--- start EXTRACTED INFORMATION ---

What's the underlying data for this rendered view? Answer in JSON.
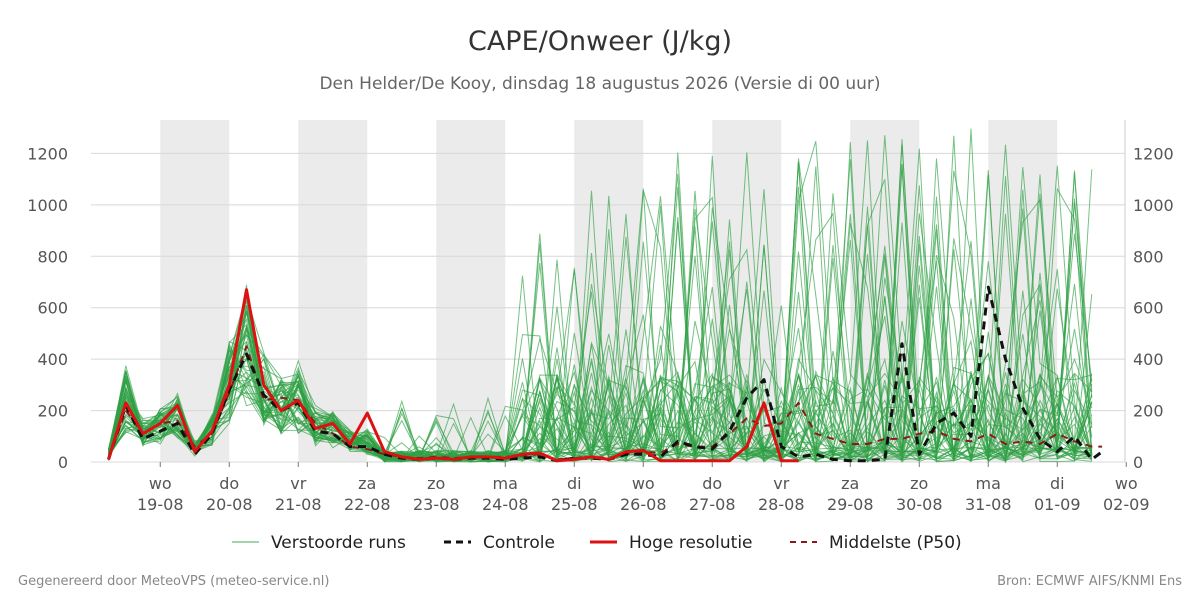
{
  "chart_data": {
    "type": "line",
    "title": "CAPE/Onweer (J/kg)",
    "subtitle": "Den Helder/De Kooy, dinsdag 18 augustus 2026 (Versie di 00 uur)",
    "ylim": [
      0,
      1330
    ],
    "yticks": [
      0,
      200,
      400,
      600,
      800,
      1000,
      1200
    ],
    "xlim": [
      0,
      14.4
    ],
    "x_ticks": [
      {
        "day": "wo",
        "date": "19-08"
      },
      {
        "day": "do",
        "date": "20-08"
      },
      {
        "day": "vr",
        "date": "21-08"
      },
      {
        "day": "za",
        "date": "22-08"
      },
      {
        "day": "zo",
        "date": "23-08"
      },
      {
        "day": "ma",
        "date": "24-08"
      },
      {
        "day": "di",
        "date": "25-08"
      },
      {
        "day": "wo",
        "date": "26-08"
      },
      {
        "day": "do",
        "date": "27-08"
      },
      {
        "day": "vr",
        "date": "28-08"
      },
      {
        "day": "za",
        "date": "29-08"
      },
      {
        "day": "zo",
        "date": "30-08"
      },
      {
        "day": "ma",
        "date": "31-08"
      },
      {
        "day": "di",
        "date": "01-09"
      },
      {
        "day": "wo",
        "date": "02-09"
      }
    ],
    "night_bands": [
      [
        0.75,
        1.75
      ],
      [
        2.75,
        3.75
      ],
      [
        4.75,
        5.75
      ],
      [
        6.75,
        7.75
      ],
      [
        8.75,
        9.75
      ],
      [
        10.75,
        11.75
      ],
      [
        12.75,
        13.75
      ]
    ],
    "grid": true,
    "legend_position": "bottom",
    "series": [
      {
        "name": "Hoge resolutie",
        "color": "#dd1111",
        "style": "solid",
        "x": [
          0,
          0.25,
          0.5,
          0.75,
          1.0,
          1.25,
          1.5,
          1.75,
          2.0,
          2.25,
          2.5,
          2.75,
          3.0,
          3.25,
          3.5,
          3.75,
          4.0,
          4.25,
          4.5,
          4.75,
          5.0,
          5.25,
          5.5,
          5.75,
          6.0,
          6.25,
          6.5,
          6.75,
          7.0,
          7.25,
          7.5,
          7.75,
          8.0,
          8.25,
          8.5,
          8.75,
          9.0,
          9.25,
          9.5,
          9.75,
          10.0
        ],
        "values": [
          10,
          230,
          110,
          150,
          220,
          40,
          120,
          300,
          670,
          300,
          200,
          240,
          130,
          150,
          70,
          190,
          40,
          20,
          10,
          15,
          10,
          20,
          20,
          15,
          30,
          35,
          5,
          10,
          20,
          10,
          40,
          45,
          5,
          5,
          5,
          5,
          5,
          60,
          230,
          5,
          5
        ]
      },
      {
        "name": "Controle",
        "color": "#111111",
        "style": "dashed",
        "x": [
          0,
          0.25,
          0.5,
          0.75,
          1.0,
          1.25,
          1.5,
          1.75,
          2.0,
          2.25,
          2.5,
          2.75,
          3.0,
          3.25,
          3.5,
          3.75,
          4.0,
          4.25,
          4.5,
          4.75,
          5.0,
          5.25,
          5.5,
          5.75,
          6.0,
          6.25,
          6.5,
          6.75,
          7.0,
          7.25,
          7.5,
          7.75,
          8.0,
          8.25,
          8.5,
          8.75,
          9.0,
          9.25,
          9.5,
          9.75,
          10.0,
          10.25,
          10.5,
          10.75,
          11.0,
          11.25,
          11.5,
          11.75,
          12.0,
          12.25,
          12.5,
          12.75,
          13.0,
          13.25,
          13.5,
          13.75,
          14.0,
          14.25,
          14.4
        ],
        "values": [
          10,
          220,
          90,
          120,
          150,
          30,
          110,
          280,
          420,
          260,
          200,
          230,
          120,
          110,
          60,
          60,
          30,
          15,
          10,
          15,
          10,
          15,
          15,
          10,
          15,
          20,
          5,
          15,
          15,
          10,
          30,
          30,
          20,
          80,
          60,
          50,
          120,
          250,
          320,
          60,
          20,
          30,
          10,
          5,
          5,
          10,
          460,
          30,
          150,
          190,
          100,
          680,
          400,
          210,
          90,
          40,
          100,
          10,
          40
        ]
      },
      {
        "name": "Middelste (P50)",
        "color": "#8b1a1a",
        "style": "dashed",
        "x": [
          0,
          0.25,
          0.5,
          0.75,
          1.0,
          1.25,
          1.5,
          1.75,
          2.0,
          2.25,
          2.5,
          2.75,
          3.0,
          3.25,
          3.5,
          3.75,
          4.0,
          4.25,
          4.5,
          4.75,
          5.0,
          5.25,
          5.5,
          5.75,
          6.0,
          6.25,
          6.5,
          6.75,
          7.0,
          7.25,
          7.5,
          7.75,
          8.0,
          8.25,
          8.5,
          8.75,
          9.0,
          9.25,
          9.5,
          9.75,
          10.0,
          10.25,
          10.5,
          10.75,
          11.0,
          11.25,
          11.5,
          11.75,
          12.0,
          12.25,
          12.5,
          12.75,
          13.0,
          13.25,
          13.5,
          13.75,
          14.0,
          14.25,
          14.4
        ],
        "values": [
          10,
          200,
          110,
          150,
          160,
          60,
          110,
          270,
          450,
          240,
          250,
          240,
          150,
          110,
          60,
          50,
          30,
          20,
          15,
          20,
          15,
          20,
          20,
          20,
          25,
          30,
          10,
          15,
          20,
          15,
          30,
          40,
          35,
          70,
          60,
          60,
          110,
          170,
          140,
          150,
          230,
          110,
          90,
          70,
          70,
          90,
          90,
          110,
          120,
          90,
          80,
          110,
          70,
          80,
          70,
          110,
          80,
          60,
          60
        ]
      },
      {
        "name": "Verstoorde runs",
        "color": "#2ea043",
        "style": "thin",
        "members": 50
      }
    ]
  },
  "legend": {
    "ens": "Verstoorde runs",
    "control": "Controle",
    "hres": "Hoge resolutie",
    "p50": "Middelste (P50)"
  },
  "footer": {
    "left": "Gegenereerd door MeteoVPS (meteo-service.nl)",
    "right": "Bron: ECMWF AIFS/KNMI Ens"
  }
}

--- end EXTRACTED INFORMATION ---

### WORK INSTRUCTIONS
Copy each line above that contains the string "Hoge".

### TASK RESPONSE
        "name": "Hoge resolutie",
    "hres": "Hoge resolutie",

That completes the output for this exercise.